■ What is expected ■
Repeat each record exactly. Any picture gets left out.

**** Dataset records

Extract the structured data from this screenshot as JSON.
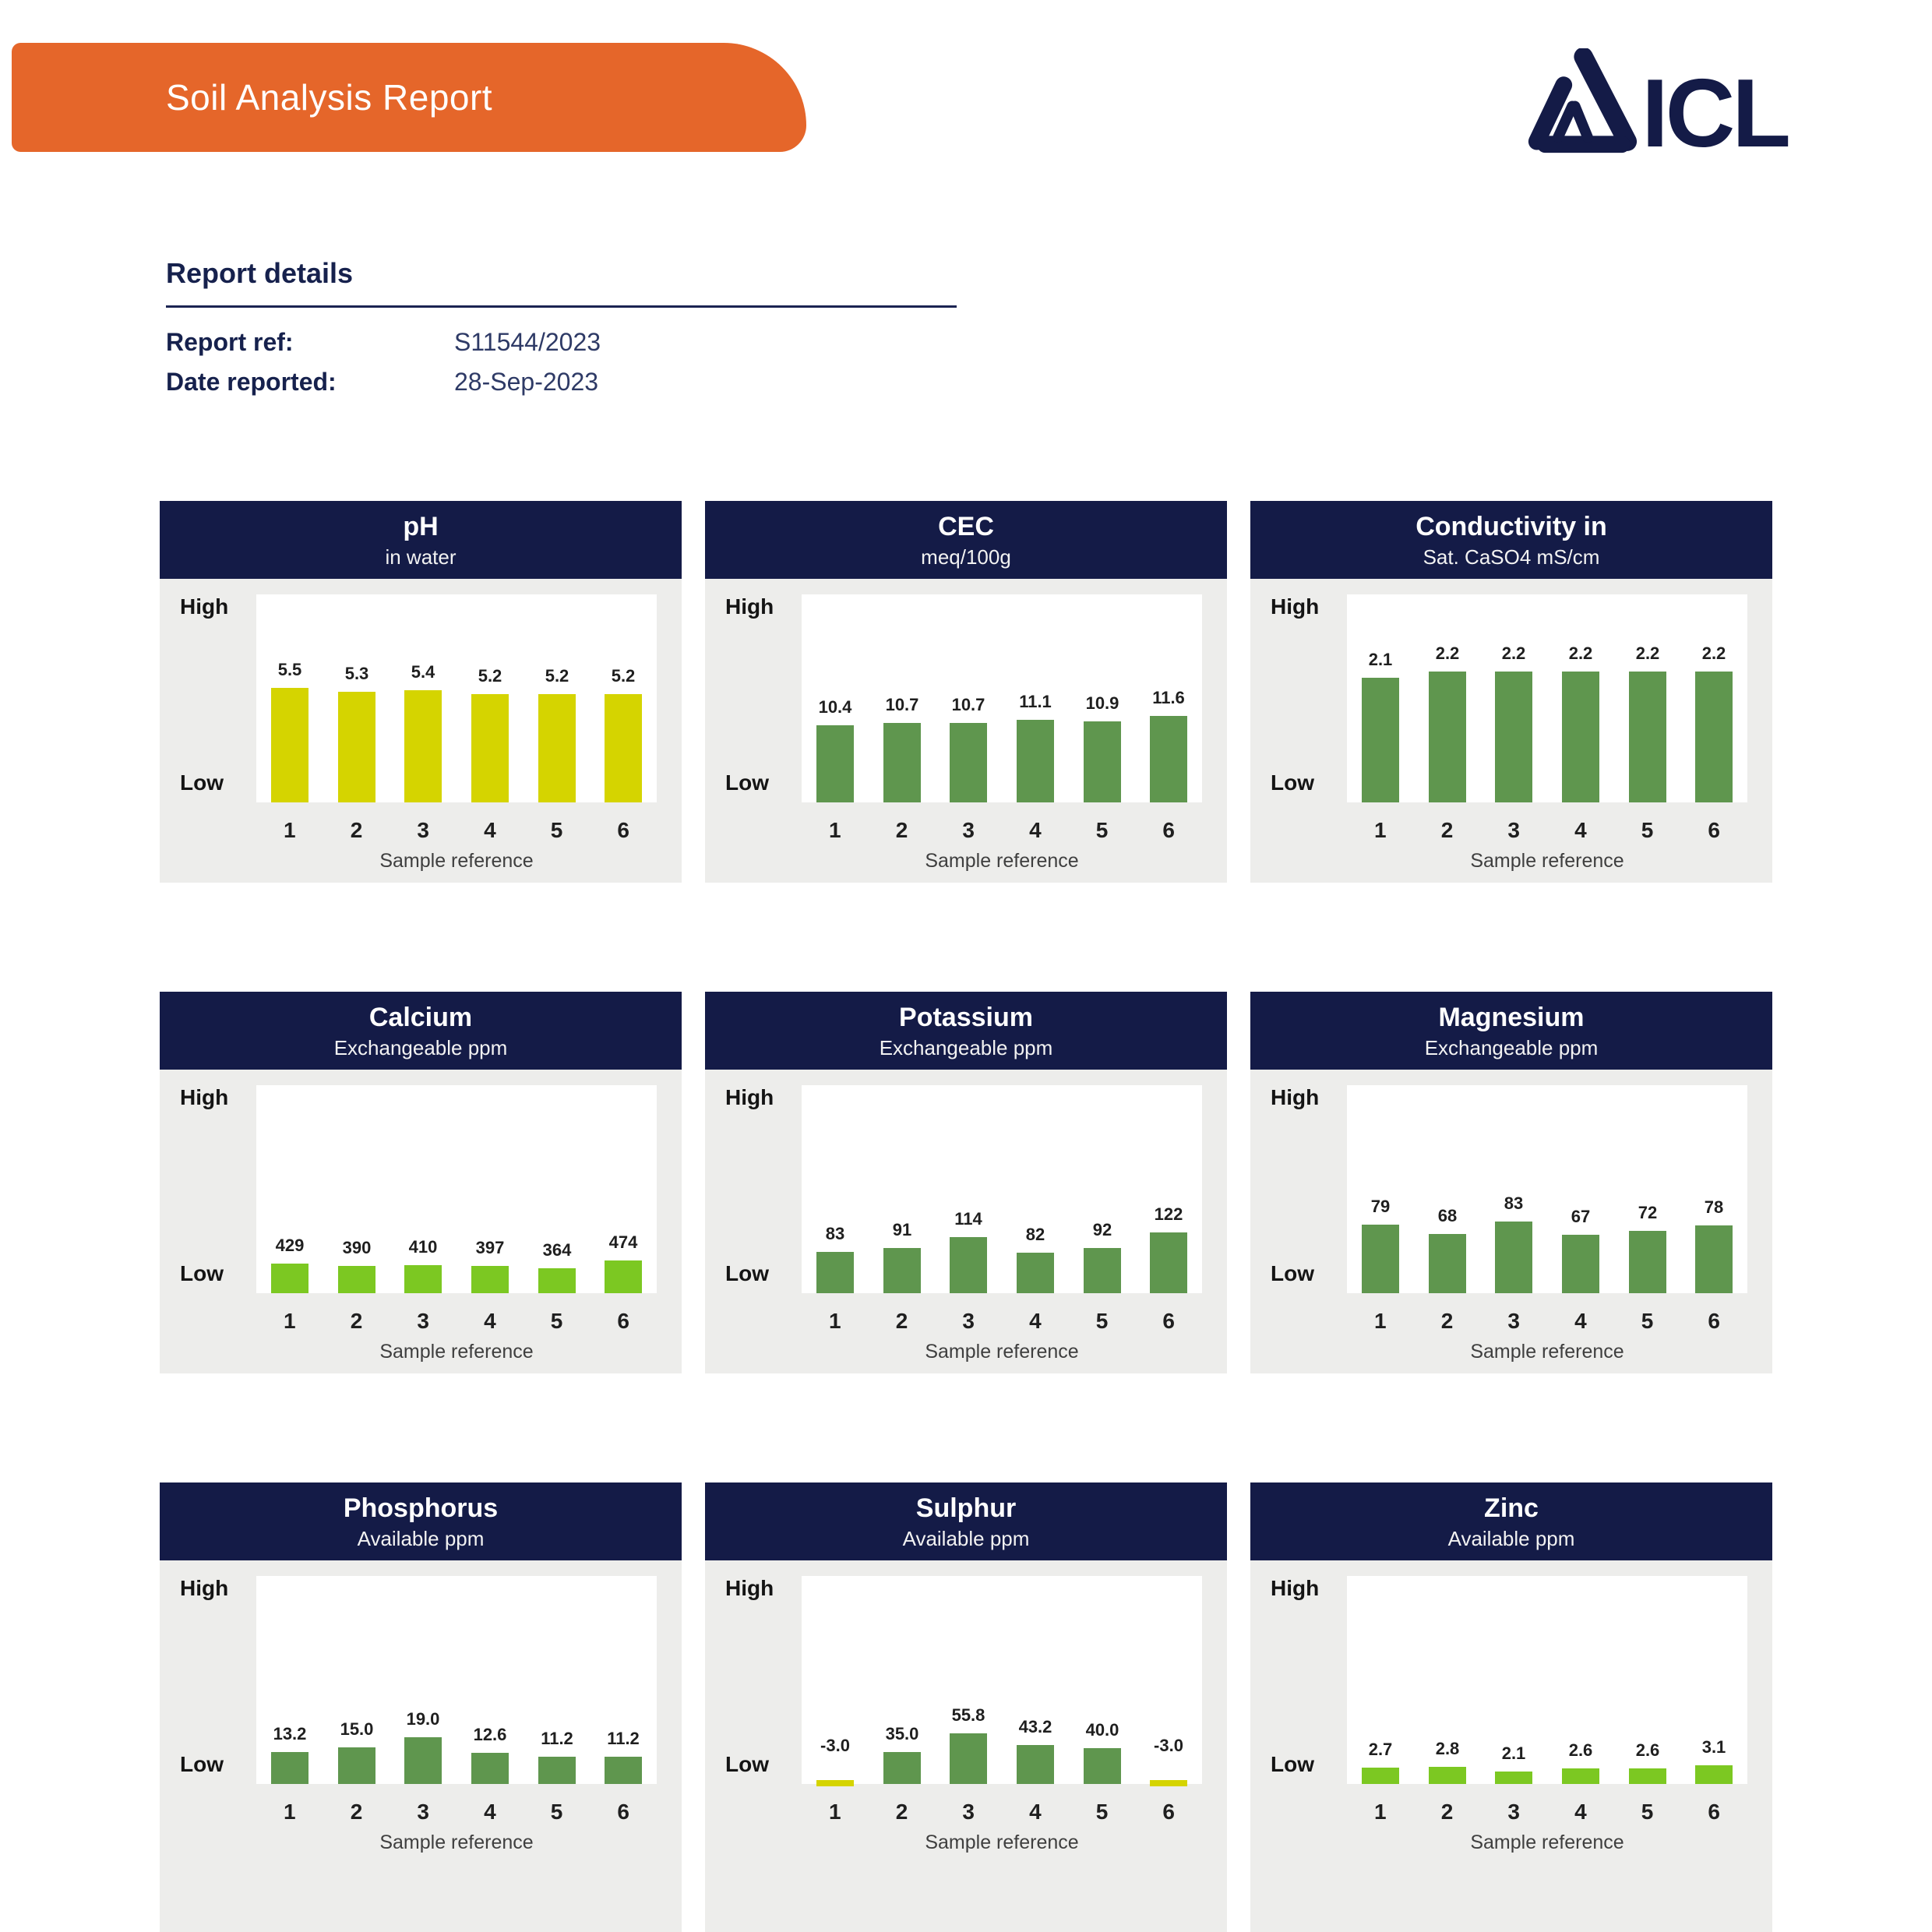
{
  "page": {
    "title": "Soil Analysis Report"
  },
  "logo": {
    "text": "ICL",
    "color": "#141B47"
  },
  "report_details": {
    "heading": "Report details",
    "fields": [
      {
        "label": "Report ref:",
        "value": "S11544/2023"
      },
      {
        "label": "Date reported:",
        "value": "28-Sep-2023"
      }
    ]
  },
  "axis": {
    "high": "High",
    "low": "Low",
    "xlabel": "Sample reference"
  },
  "colors": {
    "banner_orange": "#E5662A",
    "header_navy": "#141B47",
    "card_gray": "#EDEDEB",
    "green": "#5F964E",
    "lime": "#7CC822",
    "yellow": "#D5D400"
  },
  "chart_data": [
    {
      "type": "bar",
      "title": "pH",
      "subtitle": "in water",
      "categories": [
        "1",
        "2",
        "3",
        "4",
        "5",
        "6"
      ],
      "values": [
        5.5,
        5.3,
        5.4,
        5.2,
        5.2,
        5.2
      ],
      "labels": [
        "5.5",
        "5.3",
        "5.4",
        "5.2",
        "5.2",
        "5.2"
      ],
      "bar_color": "#D5D400",
      "scale_max": 10,
      "xlabel": "Sample reference",
      "y_axis_labels": [
        "Low",
        "High"
      ],
      "grid": false,
      "legend": false
    },
    {
      "type": "bar",
      "title": "CEC",
      "subtitle": "meq/100g",
      "categories": [
        "1",
        "2",
        "3",
        "4",
        "5",
        "6"
      ],
      "values": [
        10.4,
        10.7,
        10.7,
        11.1,
        10.9,
        11.6
      ],
      "labels": [
        "10.4",
        "10.7",
        "10.7",
        "11.1",
        "10.9",
        "11.6"
      ],
      "bar_color": "#5F964E",
      "scale_max": 28,
      "xlabel": "Sample reference",
      "y_axis_labels": [
        "Low",
        "High"
      ],
      "grid": false,
      "legend": false
    },
    {
      "type": "bar",
      "title": "Conductivity in",
      "subtitle": "Sat. CaSO4 mS/cm",
      "categories": [
        "1",
        "2",
        "3",
        "4",
        "5",
        "6"
      ],
      "values": [
        2.1,
        2.2,
        2.2,
        2.2,
        2.2,
        2.2
      ],
      "labels": [
        "2.1",
        "2.2",
        "2.2",
        "2.2",
        "2.2",
        "2.2"
      ],
      "bar_color": "#5F964E",
      "scale_max": 3.5,
      "xlabel": "Sample reference",
      "y_axis_labels": [
        "Low",
        "High"
      ],
      "grid": false,
      "legend": false
    },
    {
      "type": "bar",
      "title": "Calcium",
      "subtitle": "Exchangeable ppm",
      "categories": [
        "1",
        "2",
        "3",
        "4",
        "5",
        "6"
      ],
      "values": [
        429,
        390,
        410,
        397,
        364,
        474
      ],
      "labels": [
        "429",
        "390",
        "410",
        "397",
        "364",
        "474"
      ],
      "bar_color": "#7CC822",
      "scale_max": 3000,
      "xlabel": "Sample reference",
      "y_axis_labels": [
        "Low",
        "High"
      ],
      "grid": false,
      "legend": false
    },
    {
      "type": "bar",
      "title": "Potassium",
      "subtitle": "Exchangeable ppm",
      "categories": [
        "1",
        "2",
        "3",
        "4",
        "5",
        "6"
      ],
      "values": [
        83,
        91,
        114,
        82,
        92,
        122
      ],
      "labels": [
        "83",
        "91",
        "114",
        "82",
        "92",
        "122"
      ],
      "bar_color": "#5F964E",
      "scale_max": 420,
      "xlabel": "Sample reference",
      "y_axis_labels": [
        "Low",
        "High"
      ],
      "grid": false,
      "legend": false
    },
    {
      "type": "bar",
      "title": "Magnesium",
      "subtitle": "Exchangeable ppm",
      "categories": [
        "1",
        "2",
        "3",
        "4",
        "5",
        "6"
      ],
      "values": [
        79,
        68,
        83,
        67,
        72,
        78
      ],
      "labels": [
        "79",
        "68",
        "83",
        "67",
        "72",
        "78"
      ],
      "bar_color": "#5F964E",
      "scale_max": 240,
      "xlabel": "Sample reference",
      "y_axis_labels": [
        "Low",
        "High"
      ],
      "grid": false,
      "legend": false
    },
    {
      "type": "bar",
      "title": "Phosphorus",
      "subtitle": "Available ppm",
      "categories": [
        "1",
        "2",
        "3",
        "4",
        "5",
        "6"
      ],
      "values": [
        13.2,
        15.0,
        19.0,
        12.6,
        11.2,
        11.2
      ],
      "labels": [
        "13.2",
        "15.0",
        "19.0",
        "12.6",
        "11.2",
        "11.2"
      ],
      "bar_color": "#5F964E",
      "scale_max": 85,
      "xlabel": "Sample reference",
      "y_axis_labels": [
        "Low",
        "High"
      ],
      "grid": false,
      "legend": false
    },
    {
      "type": "bar",
      "title": "Sulphur",
      "subtitle": "Available ppm",
      "categories": [
        "1",
        "2",
        "3",
        "4",
        "5",
        "6"
      ],
      "values": [
        -3.0,
        35.0,
        55.8,
        43.2,
        40.0,
        -3.0
      ],
      "labels": [
        "-3.0",
        "35.0",
        "55.8",
        "43.2",
        "40.0",
        "-3.0"
      ],
      "bar_color": "#5F964E",
      "negative_color": "#D5D400",
      "scale_max": 230,
      "xlabel": "Sample reference",
      "y_axis_labels": [
        "Low",
        "High"
      ],
      "grid": false,
      "legend": false
    },
    {
      "type": "bar",
      "title": "Zinc",
      "subtitle": "Available ppm",
      "categories": [
        "1",
        "2",
        "3",
        "4",
        "5",
        "6"
      ],
      "values": [
        2.7,
        2.8,
        2.1,
        2.6,
        2.6,
        3.1
      ],
      "labels": [
        "2.7",
        "2.8",
        "2.1",
        "2.6",
        "2.6",
        "3.1"
      ],
      "bar_color": "#7CC822",
      "scale_max": 34,
      "xlabel": "Sample reference",
      "y_axis_labels": [
        "Low",
        "High"
      ],
      "grid": false,
      "legend": false
    }
  ]
}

********

■ Task result ■
Extract the structured data from this screenshot as JSON.
{
  "page": {
    "title": "Soil Analysis Report"
  },
  "logo": {
    "text": "ICL",
    "color": "#141B47"
  },
  "report_details": {
    "heading": "Report details",
    "fields": [
      {
        "label": "Report ref:",
        "value": "S11544/2023"
      },
      {
        "label": "Date reported:",
        "value": "28-Sep-2023"
      }
    ]
  },
  "axis": {
    "high": "High",
    "low": "Low",
    "xlabel": "Sample reference"
  },
  "colors": {
    "banner_orange": "#E5662A",
    "header_navy": "#141B47",
    "card_gray": "#EDEDEB",
    "green": "#5F964E",
    "lime": "#7CC822",
    "yellow": "#D5D400"
  },
  "chart_data": [
    {
      "type": "bar",
      "title": "pH",
      "subtitle": "in water",
      "categories": [
        "1",
        "2",
        "3",
        "4",
        "5",
        "6"
      ],
      "values": [
        5.5,
        5.3,
        5.4,
        5.2,
        5.2,
        5.2
      ],
      "labels": [
        "5.5",
        "5.3",
        "5.4",
        "5.2",
        "5.2",
        "5.2"
      ],
      "bar_color": "#D5D400",
      "scale_max": 10,
      "xlabel": "Sample reference",
      "y_axis_labels": [
        "Low",
        "High"
      ],
      "grid": false,
      "legend": false
    },
    {
      "type": "bar",
      "title": "CEC",
      "subtitle": "meq/100g",
      "categories": [
        "1",
        "2",
        "3",
        "4",
        "5",
        "6"
      ],
      "values": [
        10.4,
        10.7,
        10.7,
        11.1,
        10.9,
        11.6
      ],
      "labels": [
        "10.4",
        "10.7",
        "10.7",
        "11.1",
        "10.9",
        "11.6"
      ],
      "bar_color": "#5F964E",
      "scale_max": 28,
      "xlabel": "Sample reference",
      "y_axis_labels": [
        "Low",
        "High"
      ],
      "grid": false,
      "legend": false
    },
    {
      "type": "bar",
      "title": "Conductivity in",
      "subtitle": "Sat. CaSO4 mS/cm",
      "categories": [
        "1",
        "2",
        "3",
        "4",
        "5",
        "6"
      ],
      "values": [
        2.1,
        2.2,
        2.2,
        2.2,
        2.2,
        2.2
      ],
      "labels": [
        "2.1",
        "2.2",
        "2.2",
        "2.2",
        "2.2",
        "2.2"
      ],
      "bar_color": "#5F964E",
      "scale_max": 3.5,
      "xlabel": "Sample reference",
      "y_axis_labels": [
        "Low",
        "High"
      ],
      "grid": false,
      "legend": false
    },
    {
      "type": "bar",
      "title": "Calcium",
      "subtitle": "Exchangeable ppm",
      "categories": [
        "1",
        "2",
        "3",
        "4",
        "5",
        "6"
      ],
      "values": [
        429,
        390,
        410,
        397,
        364,
        474
      ],
      "labels": [
        "429",
        "390",
        "410",
        "397",
        "364",
        "474"
      ],
      "bar_color": "#7CC822",
      "scale_max": 3000,
      "xlabel": "Sample reference",
      "y_axis_labels": [
        "Low",
        "High"
      ],
      "grid": false,
      "legend": false
    },
    {
      "type": "bar",
      "title": "Potassium",
      "subtitle": "Exchangeable ppm",
      "categories": [
        "1",
        "2",
        "3",
        "4",
        "5",
        "6"
      ],
      "values": [
        83,
        91,
        114,
        82,
        92,
        122
      ],
      "labels": [
        "83",
        "91",
        "114",
        "82",
        "92",
        "122"
      ],
      "bar_color": "#5F964E",
      "scale_max": 420,
      "xlabel": "Sample reference",
      "y_axis_labels": [
        "Low",
        "High"
      ],
      "grid": false,
      "legend": false
    },
    {
      "type": "bar",
      "title": "Magnesium",
      "subtitle": "Exchangeable ppm",
      "categories": [
        "1",
        "2",
        "3",
        "4",
        "5",
        "6"
      ],
      "values": [
        79,
        68,
        83,
        67,
        72,
        78
      ],
      "labels": [
        "79",
        "68",
        "83",
        "67",
        "72",
        "78"
      ],
      "bar_color": "#5F964E",
      "scale_max": 240,
      "xlabel": "Sample reference",
      "y_axis_labels": [
        "Low",
        "High"
      ],
      "grid": false,
      "legend": false
    },
    {
      "type": "bar",
      "title": "Phosphorus",
      "subtitle": "Available ppm",
      "categories": [
        "1",
        "2",
        "3",
        "4",
        "5",
        "6"
      ],
      "values": [
        13.2,
        15.0,
        19.0,
        12.6,
        11.2,
        11.2
      ],
      "labels": [
        "13.2",
        "15.0",
        "19.0",
        "12.6",
        "11.2",
        "11.2"
      ],
      "bar_color": "#5F964E",
      "scale_max": 85,
      "xlabel": "Sample reference",
      "y_axis_labels": [
        "Low",
        "High"
      ],
      "grid": false,
      "legend": false
    },
    {
      "type": "bar",
      "title": "Sulphur",
      "subtitle": "Available ppm",
      "categories": [
        "1",
        "2",
        "3",
        "4",
        "5",
        "6"
      ],
      "values": [
        -3.0,
        35.0,
        55.8,
        43.2,
        40.0,
        -3.0
      ],
      "labels": [
        "-3.0",
        "35.0",
        "55.8",
        "43.2",
        "40.0",
        "-3.0"
      ],
      "bar_color": "#5F964E",
      "negative_color": "#D5D400",
      "scale_max": 230,
      "xlabel": "Sample reference",
      "y_axis_labels": [
        "Low",
        "High"
      ],
      "grid": false,
      "legend": false
    },
    {
      "type": "bar",
      "title": "Zinc",
      "subtitle": "Available ppm",
      "categories": [
        "1",
        "2",
        "3",
        "4",
        "5",
        "6"
      ],
      "values": [
        2.7,
        2.8,
        2.1,
        2.6,
        2.6,
        3.1
      ],
      "labels": [
        "2.7",
        "2.8",
        "2.1",
        "2.6",
        "2.6",
        "3.1"
      ],
      "bar_color": "#7CC822",
      "scale_max": 34,
      "xlabel": "Sample reference",
      "y_axis_labels": [
        "Low",
        "High"
      ],
      "grid": false,
      "legend": false
    }
  ]
}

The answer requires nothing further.